START Recorded information
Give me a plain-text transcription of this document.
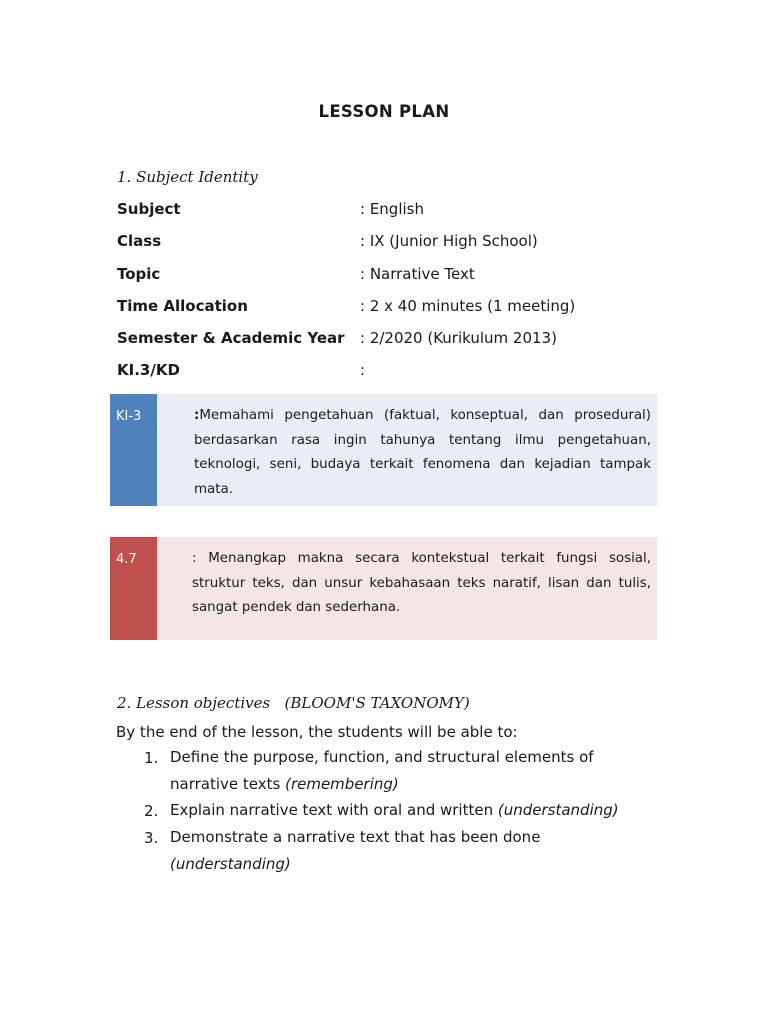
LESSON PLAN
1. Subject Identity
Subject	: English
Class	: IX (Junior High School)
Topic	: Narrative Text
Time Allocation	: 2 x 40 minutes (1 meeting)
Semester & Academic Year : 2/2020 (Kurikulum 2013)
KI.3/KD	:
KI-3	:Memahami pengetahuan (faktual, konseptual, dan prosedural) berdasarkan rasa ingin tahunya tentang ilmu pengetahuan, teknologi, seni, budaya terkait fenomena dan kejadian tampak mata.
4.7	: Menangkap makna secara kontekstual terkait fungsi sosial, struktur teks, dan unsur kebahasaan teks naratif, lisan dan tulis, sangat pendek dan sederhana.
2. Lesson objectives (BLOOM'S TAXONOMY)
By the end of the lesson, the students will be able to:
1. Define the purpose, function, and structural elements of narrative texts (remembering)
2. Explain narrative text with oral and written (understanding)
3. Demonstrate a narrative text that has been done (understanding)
END Recorded information
:: Exercise task ::
Output the lines above in full and exactly as given, omitting any pictures.

:: Solution to this task ::
Give me a plain-text transcription of this document.
LESSON PLAN
1. Subject Identity
Subject	: English
Class	: IX (Junior High School)
Topic	: Narrative Text
Time Allocation	: 2 x 40 minutes (1 meeting)
Semester & Academic Year : 2/2020 (Kurikulum 2013)
KI.3/KD	:
KI-3	:Memahami pengetahuan (faktual, konseptual, dan prosedural) berdasarkan rasa ingin tahunya tentang ilmu pengetahuan, teknologi, seni, budaya terkait fenomena dan kejadian tampak mata.
4.7	: Menangkap makna secara kontekstual terkait fungsi sosial, struktur teks, dan unsur kebahasaan teks naratif, lisan dan tulis, sangat pendek dan sederhana.
2. Lesson objectives (BLOOM'S TAXONOMY)
By the end of the lesson, the students will be able to:
1. Define the purpose, function, and structural elements of narrative texts (remembering)
2. Explain narrative text with oral and written (understanding)
3. Demonstrate a narrative text that has been done (understanding)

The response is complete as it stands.